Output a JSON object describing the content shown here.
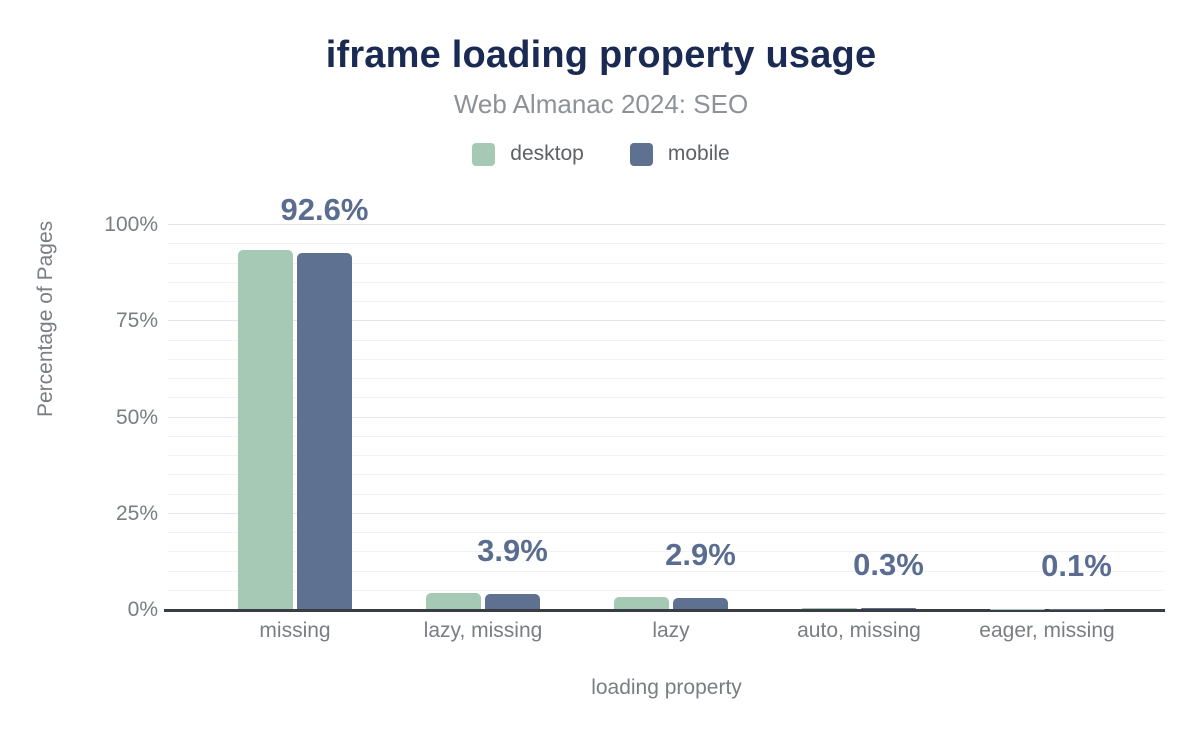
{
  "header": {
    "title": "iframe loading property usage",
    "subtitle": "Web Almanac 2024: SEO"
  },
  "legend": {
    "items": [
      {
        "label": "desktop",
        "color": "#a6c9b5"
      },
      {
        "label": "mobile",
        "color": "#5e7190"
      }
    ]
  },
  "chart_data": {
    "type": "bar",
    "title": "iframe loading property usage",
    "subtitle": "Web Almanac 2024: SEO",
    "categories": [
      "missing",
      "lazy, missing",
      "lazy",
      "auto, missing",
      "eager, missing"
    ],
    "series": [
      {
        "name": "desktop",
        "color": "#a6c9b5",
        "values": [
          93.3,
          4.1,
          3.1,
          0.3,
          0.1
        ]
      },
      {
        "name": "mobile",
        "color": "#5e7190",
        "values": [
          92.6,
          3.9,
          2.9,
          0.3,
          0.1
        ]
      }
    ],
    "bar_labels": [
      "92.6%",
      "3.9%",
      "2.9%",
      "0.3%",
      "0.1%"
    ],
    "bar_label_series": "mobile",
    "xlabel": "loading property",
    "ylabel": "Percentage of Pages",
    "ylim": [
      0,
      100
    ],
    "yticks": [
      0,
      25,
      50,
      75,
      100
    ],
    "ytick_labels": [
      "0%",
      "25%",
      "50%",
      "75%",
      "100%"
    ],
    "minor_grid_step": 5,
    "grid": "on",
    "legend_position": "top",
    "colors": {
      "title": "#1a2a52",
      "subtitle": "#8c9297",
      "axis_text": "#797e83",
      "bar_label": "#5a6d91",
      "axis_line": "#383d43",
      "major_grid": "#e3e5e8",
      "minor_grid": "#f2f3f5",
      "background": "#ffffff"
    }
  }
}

...

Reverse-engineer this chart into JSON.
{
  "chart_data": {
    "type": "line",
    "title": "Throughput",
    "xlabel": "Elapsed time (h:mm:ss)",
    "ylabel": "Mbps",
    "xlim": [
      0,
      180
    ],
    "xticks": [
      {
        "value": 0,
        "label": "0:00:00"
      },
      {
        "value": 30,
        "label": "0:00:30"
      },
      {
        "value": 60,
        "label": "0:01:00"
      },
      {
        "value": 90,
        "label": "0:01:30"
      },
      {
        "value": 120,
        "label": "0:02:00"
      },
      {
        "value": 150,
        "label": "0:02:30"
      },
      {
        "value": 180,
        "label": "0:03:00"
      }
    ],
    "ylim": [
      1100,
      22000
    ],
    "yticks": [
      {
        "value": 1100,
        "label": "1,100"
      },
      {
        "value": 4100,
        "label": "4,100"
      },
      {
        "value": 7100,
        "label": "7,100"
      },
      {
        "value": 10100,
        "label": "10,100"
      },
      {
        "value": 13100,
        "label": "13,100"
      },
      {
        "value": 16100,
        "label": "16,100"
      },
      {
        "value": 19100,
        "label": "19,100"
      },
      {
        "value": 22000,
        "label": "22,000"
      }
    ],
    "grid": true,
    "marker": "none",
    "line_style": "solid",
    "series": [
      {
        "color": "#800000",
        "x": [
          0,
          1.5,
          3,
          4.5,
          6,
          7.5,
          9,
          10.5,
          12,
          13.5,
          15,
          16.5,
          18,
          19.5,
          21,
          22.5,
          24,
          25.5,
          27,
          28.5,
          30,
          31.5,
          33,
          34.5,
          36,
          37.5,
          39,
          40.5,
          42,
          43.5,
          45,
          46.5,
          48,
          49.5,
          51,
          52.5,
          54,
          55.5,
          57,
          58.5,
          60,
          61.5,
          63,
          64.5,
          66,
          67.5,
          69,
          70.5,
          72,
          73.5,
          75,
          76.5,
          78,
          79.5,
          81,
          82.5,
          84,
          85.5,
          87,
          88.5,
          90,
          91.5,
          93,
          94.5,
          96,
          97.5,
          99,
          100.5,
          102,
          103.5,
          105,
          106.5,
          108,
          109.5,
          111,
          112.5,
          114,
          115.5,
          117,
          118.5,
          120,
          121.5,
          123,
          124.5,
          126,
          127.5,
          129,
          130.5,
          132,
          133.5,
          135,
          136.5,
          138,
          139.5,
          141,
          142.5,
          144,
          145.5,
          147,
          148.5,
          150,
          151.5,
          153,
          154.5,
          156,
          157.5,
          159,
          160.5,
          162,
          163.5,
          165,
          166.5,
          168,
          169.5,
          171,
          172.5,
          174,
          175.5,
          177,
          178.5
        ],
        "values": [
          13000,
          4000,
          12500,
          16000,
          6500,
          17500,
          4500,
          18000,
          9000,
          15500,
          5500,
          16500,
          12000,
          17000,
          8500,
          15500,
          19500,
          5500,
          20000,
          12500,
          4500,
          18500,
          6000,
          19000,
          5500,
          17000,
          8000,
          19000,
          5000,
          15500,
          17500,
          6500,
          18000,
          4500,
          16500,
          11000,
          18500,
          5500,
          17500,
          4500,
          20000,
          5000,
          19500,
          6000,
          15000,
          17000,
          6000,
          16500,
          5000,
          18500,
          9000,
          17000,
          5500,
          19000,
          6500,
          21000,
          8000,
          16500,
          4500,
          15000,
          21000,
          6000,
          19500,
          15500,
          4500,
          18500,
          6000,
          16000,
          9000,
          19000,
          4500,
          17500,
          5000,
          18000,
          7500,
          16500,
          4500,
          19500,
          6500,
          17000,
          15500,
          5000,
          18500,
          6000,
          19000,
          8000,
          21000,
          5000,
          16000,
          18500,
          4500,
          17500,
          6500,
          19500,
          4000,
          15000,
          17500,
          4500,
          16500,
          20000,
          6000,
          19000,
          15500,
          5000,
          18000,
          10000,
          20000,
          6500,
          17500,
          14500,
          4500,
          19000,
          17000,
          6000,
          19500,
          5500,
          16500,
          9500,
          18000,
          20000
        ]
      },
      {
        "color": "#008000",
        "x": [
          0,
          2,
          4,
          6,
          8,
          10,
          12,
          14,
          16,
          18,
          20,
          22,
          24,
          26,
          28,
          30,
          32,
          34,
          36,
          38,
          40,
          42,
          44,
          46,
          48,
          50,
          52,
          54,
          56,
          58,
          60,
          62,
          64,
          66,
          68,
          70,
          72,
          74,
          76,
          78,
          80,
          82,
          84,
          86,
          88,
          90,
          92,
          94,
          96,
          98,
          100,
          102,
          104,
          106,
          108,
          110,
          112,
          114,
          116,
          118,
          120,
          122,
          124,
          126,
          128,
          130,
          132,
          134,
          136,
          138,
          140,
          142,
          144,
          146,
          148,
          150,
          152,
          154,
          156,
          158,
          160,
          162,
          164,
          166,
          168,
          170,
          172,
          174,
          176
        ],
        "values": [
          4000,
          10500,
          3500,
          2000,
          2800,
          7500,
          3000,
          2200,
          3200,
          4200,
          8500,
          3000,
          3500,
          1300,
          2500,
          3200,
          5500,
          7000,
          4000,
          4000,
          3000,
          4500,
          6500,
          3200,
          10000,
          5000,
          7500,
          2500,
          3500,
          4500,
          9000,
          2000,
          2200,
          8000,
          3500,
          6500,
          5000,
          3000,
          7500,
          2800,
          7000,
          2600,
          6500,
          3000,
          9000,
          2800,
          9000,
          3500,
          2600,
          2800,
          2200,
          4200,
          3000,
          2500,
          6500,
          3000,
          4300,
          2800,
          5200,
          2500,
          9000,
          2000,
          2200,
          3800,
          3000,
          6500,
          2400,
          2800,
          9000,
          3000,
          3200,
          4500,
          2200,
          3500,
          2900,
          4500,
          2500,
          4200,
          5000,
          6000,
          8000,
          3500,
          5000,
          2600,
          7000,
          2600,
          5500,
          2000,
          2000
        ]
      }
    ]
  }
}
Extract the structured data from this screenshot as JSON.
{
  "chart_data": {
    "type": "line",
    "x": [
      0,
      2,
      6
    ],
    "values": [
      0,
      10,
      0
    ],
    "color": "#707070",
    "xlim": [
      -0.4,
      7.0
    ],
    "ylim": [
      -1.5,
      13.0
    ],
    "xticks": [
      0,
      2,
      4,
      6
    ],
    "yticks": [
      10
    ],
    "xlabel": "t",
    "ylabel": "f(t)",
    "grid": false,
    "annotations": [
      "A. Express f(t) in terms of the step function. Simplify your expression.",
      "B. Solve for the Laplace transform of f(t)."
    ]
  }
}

▶ [What you have to do]: Note every line above where the string "missing" shows up, and copy those lines.

▶ [Solution for this task]:
      "missing",
      "lazy, missing",
      "auto, missing",
      "eager, missing"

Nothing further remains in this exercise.